**Written task**. Extract the lines that hold the string "الله".

(Data records)
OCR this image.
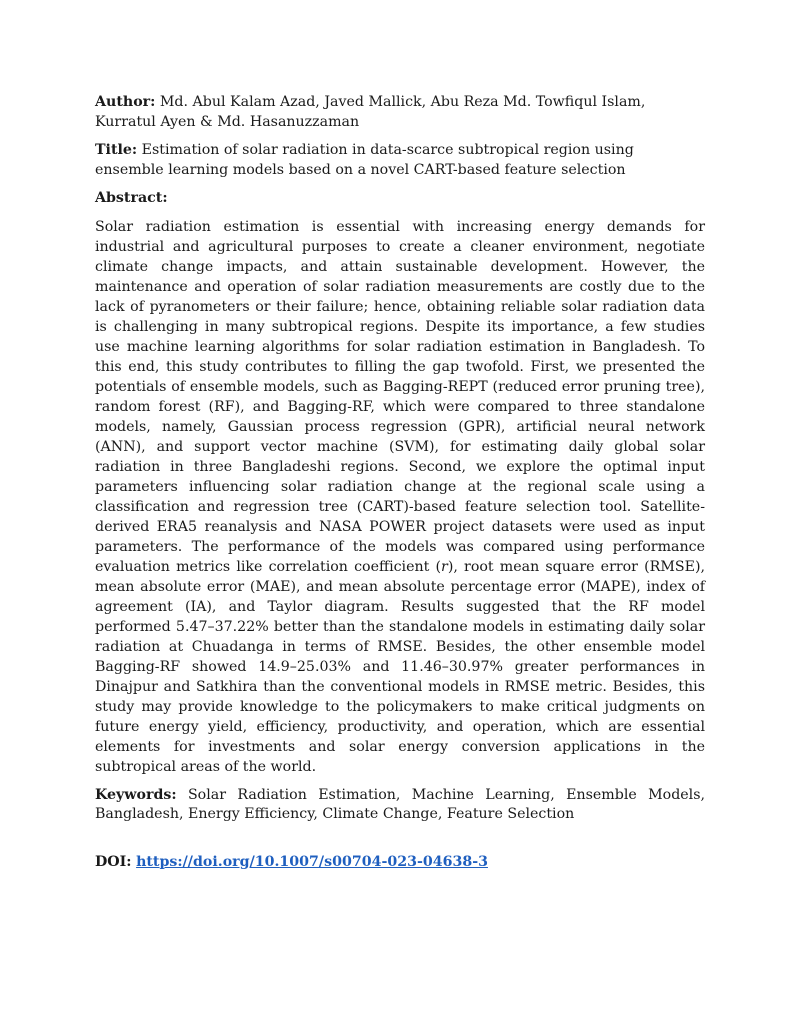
Author: Md. Abul Kalam Azad, Javed Mallick, Abu Reza Md. Towfiqul Islam, Kurratul Ayen & Md. Hasanuzzaman

Title: Estimation of solar radiation in data-scarce subtropical region using ensemble learning models based on a novel CART-based feature selection

Abstract:

Solar radiation estimation is essential with increasing energy demands for industrial and agricultural purposes to create a cleaner environment, negotiate climate change impacts, and attain sustainable development. However, the maintenance and operation of solar radiation measurements are costly due to the lack of pyranometers or their failure; hence, obtaining reliable solar radiation data is challenging in many subtropical regions. Despite its importance, a few studies use machine learning algorithms for solar radiation estimation in Bangladesh. To this end, this study contributes to filling the gap twofold. First, we presented the potentials of ensemble models, such as Bagging-REPT (reduced error pruning tree), random forest (RF), and Bagging-RF, which were compared to three standalone models, namely, Gaussian process regression (GPR), artificial neural network (ANN), and support vector machine (SVM), for estimating daily global solar radiation in three Bangladeshi regions. Second, we explore the optimal input parameters influencing solar radiation change at the regional scale using a classification and regression tree (CART)-based feature selection tool. Satellite-derived ERA5 reanalysis and NASA POWER project datasets were used as input parameters. The performance of the models was compared using performance evaluation metrics like correlation coefficient (r), root mean square error (RMSE), mean absolute error (MAE), and mean absolute percentage error (MAPE), index of agreement (IA), and Taylor diagram. Results suggested that the RF model performed 5.47–37.22% better than the standalone models in estimating daily solar radiation at Chuadanga in terms of RMSE. Besides, the other ensemble model Bagging-RF showed 14.9–25.03% and 11.46–30.97% greater performances in Dinajpur and Satkhira than the conventional models in RMSE metric. Besides, this study may provide knowledge to the policymakers to make critical judgments on future energy yield, efficiency, productivity, and operation, which are essential elements for investments and solar energy conversion applications in the subtropical areas of the world.

Keywords: Solar Radiation Estimation, Machine Learning, Ensemble Models, Bangladesh, Energy Efficiency, Climate Change, Feature Selection

DOI: https://doi.org/10.1007/s00704-023-04638-3
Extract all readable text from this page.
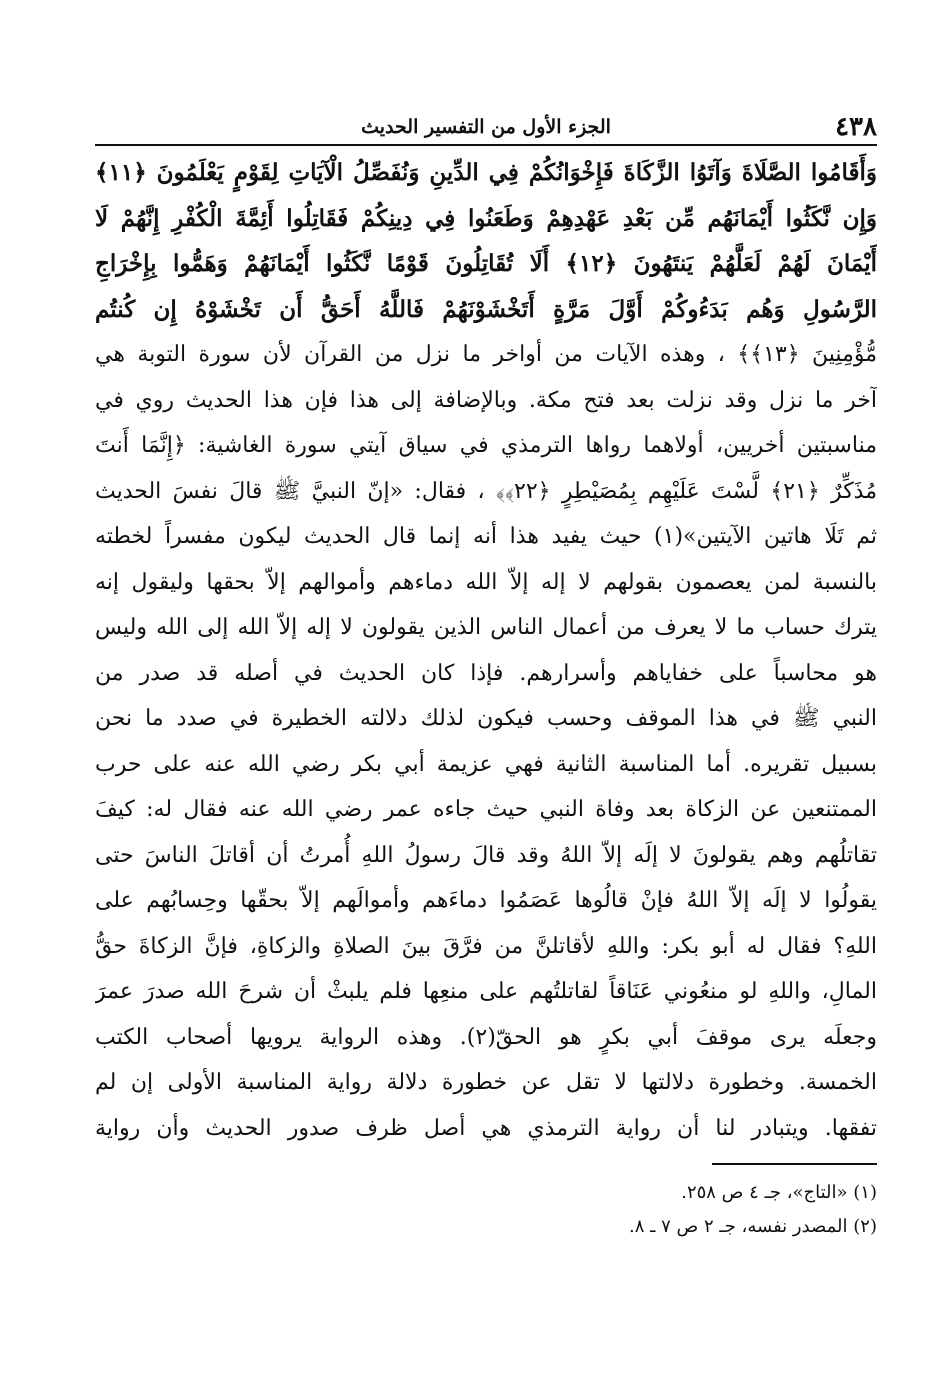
٤٣٨
الجزء الأول من التفسير الحديث
وَأَقَامُوا الصَّلَاةَ وَآتَوُا الزَّكَاةَ فَإِخْوَانُكُمْ فِي الدِّينِ وَنُفَصِّلُ الْآيَاتِ لِقَوْمٍ يَعْلَمُونَ ﴿١١﴾
وَإِن نَّكَثُوا أَيْمَانَهُم مِّن بَعْدِ عَهْدِهِمْ وَطَعَنُوا فِي دِينِكُمْ فَقَاتِلُوا أَئِمَّةَ الْكُفْرِ إِنَّهُمْ لَا
أَيْمَانَ لَهُمْ لَعَلَّهُمْ يَنتَهُونَ ﴿١٢﴾ أَلَا تُقَاتِلُونَ قَوْمًا نَّكَثُوا أَيْمَانَهُمْ وَهَمُّوا بِإِخْرَاجِ
الرَّسُولِ وَهُم بَدَءُوكُمْ أَوَّلَ مَرَّةٍ أَتَخْشَوْنَهُمْ فَاللَّهُ أَحَقُّ أَن تَخْشَوْهُ إِن كُنتُم
مُّؤْمِنِينَ ﴿١٣﴾﴾ ، وهذه الآيات من أواخر ما نزل من القرآن لأن سورة التوبة هي
آخر ما نزل وقد نزلت بعد فتح مكة. وبالإضافة إلى هذا فإن هذا الحديث روي في
مناسبتين أخريين، أولاهما رواها الترمذي في سياق آيتي سورة الغاشية: ﴿إِنَّمَا أَنتَ
مُذَكِّرٌ ﴿٢١﴾ لَّسْتَ عَلَيْهِم بِمُصَيْطِرٍ ﴿٢٢﴾﴾ ، فقال: «إنّ النبيَّ ﷺ قالَ نفسَ الحديث
ثم تَلَا هاتين الآيتين»(١) حيث يفيد هذا أنه إنما قال الحديث ليكون مفسراً لخطته
بالنسبة لمن يعصمون بقولهم لا إله إلاّ الله دماءهم وأموالهم إلاّ بحقها وليقول إنه
يترك حساب ما لا يعرف من أعمال الناس الذين يقولون لا إله إلاّ الله إلى الله وليس
هو محاسباً على خفاياهم وأسرارهم. فإذا كان الحديث في أصله قد صدر من
النبي ﷺ في هذا الموقف وحسب فيكون لذلك دلالته الخطيرة في صدد ما نحن
بسبيل تقريره. أما المناسبة الثانية فهي عزيمة أبي بكر رضي الله عنه على حرب
الممتنعين عن الزكاة بعد وفاة النبي حيث جاءه عمر رضي الله عنه فقال له: كيفَ
تقاتلُهم وهم يقولونَ لا إلَه إلاّ اللهُ وقد قالَ رسولُ اللهِ أُمرتُ أن أقاتلَ الناسَ حتى
يقولُوا لا إلَه إلاّ اللهُ فإنْ قالُوها عَصَمُوا دماءَهم وأموالَهم إلاّ بحقّها وحِسابُهم على
اللهِ؟ فقال له أبو بكر: واللهِ لأقاتلنَّ من فرَّقَ بينَ الصلاةِ والزكاةِ، فإنَّ الزكاةَ حقُّ
المالِ، واللهِ لو منعُوني عَنَاقاً لقاتلتُهم على منعِها فلم يلبثْ أن شرحَ الله صدرَ عمرَ
وجعلَه يرى موقفَ أبي بكرٍ هو الحقّ(٢). وهذه الرواية يرويها أصحاب الكتب
الخمسة. وخطورة دلالتها لا تقل عن خطورة دلالة رواية المناسبة الأولى إن لم
تفقها. ويتبادر لنا أن رواية الترمذي هي أصل ظرف صدور الحديث وأن رواية
(١) «التاج»، جـ ٤ ص ٢٥٨.
(٢) المصدر نفسه، جـ ٢ ص ٧ ـ ٨.
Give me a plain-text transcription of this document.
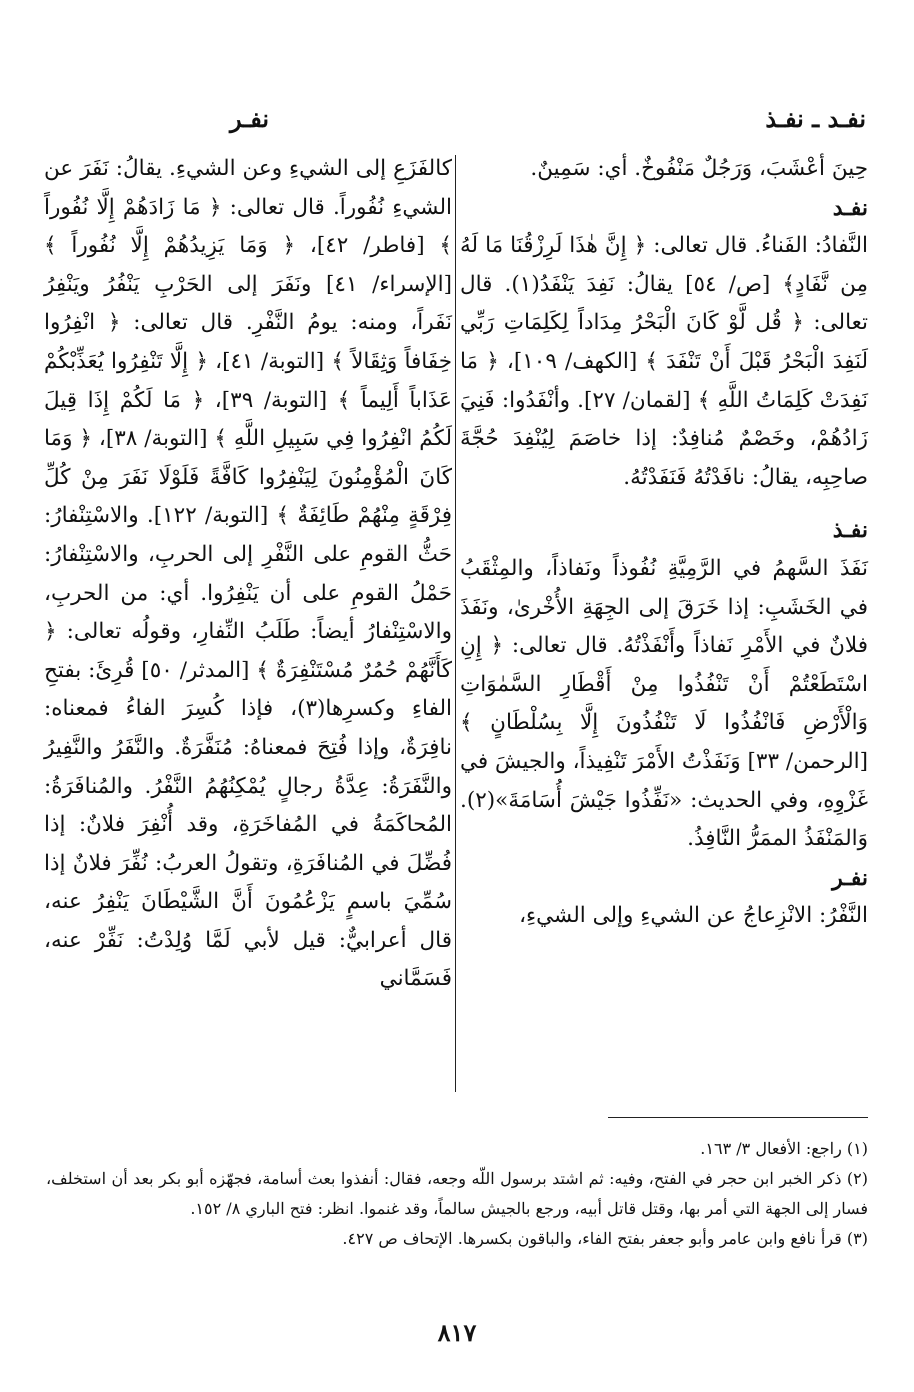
نفـد ـ نفـذ
نفـر

حِينَ أعْشَبَ، وَرَجُلٌ مَنْفُوخٌ. أي: سَمِينٌ.

نفـد

النَّفادُ: الفَناءُ. قال تعالى: ﴿ إِنَّ هٰذَا لَرِزْقُنَا مَا لَهُ مِن نَّفَادٍ﴾ [ص/ ٥٤] يقالُ: نَفِدَ يَنْفَدُ(١). قال تعالى: ﴿ قُل لَّوْ كَانَ الْبَحْرُ مِدَاداً لِكَلِمَاتِ رَبِّي لَنَفِدَ الْبَحْرُ قَبْلَ أَنْ تَنْفَدَ ﴾ [الكهف/ ١٠٩]، ﴿ مَا نَفِدَتْ كَلِمَاتُ اللَّهِ ﴾ [لقمان/ ٢٧]. وأنْفَدُوا: فَنِيَ زَادُهُمْ، وخَصْمٌ مُنافِدٌ: إذا خاصَمَ لِيُنْفِدَ حُجَّةَ صاحِبِه، يقالُ: نافَدْتُهُ فَنَفَدْتُهُ.

نفـذ

نَفَذَ السَّهمُ في الرَّمِيَّةِ نُفُوذاً ونَفاذاً، والمِثْقَبُ في الخَشَبِ: إذا خَرَقَ إلى الجِهَةِ الأُخْرىٰ، ونَفَذَ فلانٌ في الأَمْرِ نَفاذاً وأَنْفَذْتُهُ. قال تعالى: ﴿ إِنِ اسْتَطَعْتُمْ أَنْ تَنْفُذُوا مِنْ أَقْطَارِ السَّمٰوَاتِ وَالْأَرْضِ فَانْفُذُوا لَا تَنْفُذُونَ إِلَّا بِسُلْطَانٍ ﴾ [الرحمن/ ٣٣] وَنَفَذْتُ الأَمْرَ تَنْفِيذاً، والجيشَ في غَزْوِهِ، وفي الحديث: «نَفِّذُوا جَيْشَ أُسَامَةَ»(٢). وَالمَنْفَذُ الممَرُّ النَّافِذُ.

نفـر

النَّفْرُ: الانْزِعاجُ عن الشيءِ وإلى الشيءِ،

كالفَزَعِ إلى الشيءِ وعن الشيءِ. يقالُ: نَفَرَ عن الشيءِ نُفُوراً. قال تعالى: ﴿ مَا زَادَهُمْ إِلَّا نُفُوراً ﴾ [فاطر/ ٤٢]، ﴿ وَمَا يَزِيدُهُمْ إِلَّا نُفُوراً ﴾ [الإسراء/ ٤١] ونَفَرَ إلى الحَرْبِ يَنْفُرُ ويَنْفِرُ نَفَراً، ومنه: يومُ النَّفْرِ. قال تعالى: ﴿ انْفِرُوا خِفَافاً وَثِقَالاً ﴾ [التوبة/ ٤١]، ﴿ إِلَّا تَنْفِرُوا يُعَذِّبْكُمْ عَذَاباً أَلِيماً ﴾ [التوبة/ ٣٩]، ﴿ مَا لَكُمْ إِذَا قِيلَ لَكُمُ انْفِرُوا فِي سَبِيلِ اللَّهِ ﴾ [التوبة/ ٣٨]، ﴿ وَمَا كَانَ الْمُؤْمِنُونَ لِيَنْفِرُوا كَافَّةً فَلَوْلَا نَفَرَ مِنْ كُلِّ فِرْقَةٍ مِنْهُمْ طَائِفَةٌ ﴾ [التوبة/ ١٢٢]. والاسْتِنْفارُ: حَثُّ القومِ على النَّفْرِ إلى الحربِ، والاسْتِنْفارُ: حَمْلُ القومِ على أن يَنْفِرُوا. أي: من الحربِ، والاسْتِنْفارُ أيضاً: طَلَبُ النِّفارِ، وقولُه تعالى: ﴿ كَأَنَّهُمْ حُمُرٌ مُسْتَنْفِرَةٌ ﴾ [المدثر/ ٥٠] قُرِئَ: بفتحِ الفاءِ وكسرِها(٣)، فإذا كُسِرَ الفاءُ فمعناه: نافِرَةٌ، وإذا فُتِحَ فمعناهُ: مُنَفَّرَةٌ. والنَّفَرُ والنَّفِيرُ والنَّفَرَةُ: عِدَّةُ رجالٍ يُمْكِنُهُمُ النَّفْرُ. والمُنافَرَةُ: المُحاكَمَةُ في المُفاخَرَةِ، وقد أُنْفِرَ فلانٌ: إذا فُضِّلَ في المُنافَرَةِ، وتقولُ العربُ: نُفِّرَ فلانٌ إذا سُمِّيَ باسمٍ يَزْعُمُونَ أَنَّ الشَّيْطَانَ يَنْفِرُ عنه، قال أعرابيٌّ: قيل لأبي لَمَّا وُلِدْتُ: نَفِّرْ عنه، فَسَمَّاني

(١) راجع: الأفعال ٣/ ١٦٣.

(٢) ذكر الخبر ابن حجر في الفتح، وفيه: ثم اشتد برسول اللّه وجعه، فقال: أنفذوا بعث أسامة، فجهّزه أبو بكر بعد أن استخلف، فسار إلى الجهة التي أمر بها، وقتل قاتل أبيه، ورجع بالجيش سالماً، وقد غنموا. انظر: فتح الباري ٨/ ١٥٢.

(٣) قرأ نافع وابن عامر وأبو جعفر بفتح الفاء، والباقون بكسرها. الإتحاف ص ٤٢٧.

٨١٧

**Answer below**.
بالنسبة لمن يعصمون بقولهم لا إله إلاّ الله دماءهم وأموالهم إلاّ بحقها وليقول إنه
يترك حساب ما لا يعرف من أعمال الناس الذين يقولون لا إله إلاّ الله إلى الله وليس
بسبيل تقريره. أما المناسبة الثانية فهي عزيمة أبي بكر رضي الله عنه على حرب
الممتنعين عن الزكاة بعد وفاة النبي حيث جاءه عمر رضي الله عنه فقال له: كيفَ
تقاتلُهم وهم يقولونَ لا إلَه إلاّ اللهُ وقد قالَ رسولُ اللهِ أُمرتُ أن أقاتلَ الناسَ حتى
يقولُوا لا إلَه إلاّ اللهُ فإنْ قالُوها عَصَمُوا دماءَهم وأموالَهم إلاّ بحقّها وحِسابُهم على
اللهِ؟ فقال له أبو بكر: واللهِ لأقاتلنَّ من فرَّقَ بينَ الصلاةِ والزكاةِ، فإنَّ الزكاةَ حقُّ
المالِ، واللهِ لو منعُوني عَنَاقاً لقاتلتُهم على منعِها فلم يلبثْ أن شرحَ الله صدرَ عمرَ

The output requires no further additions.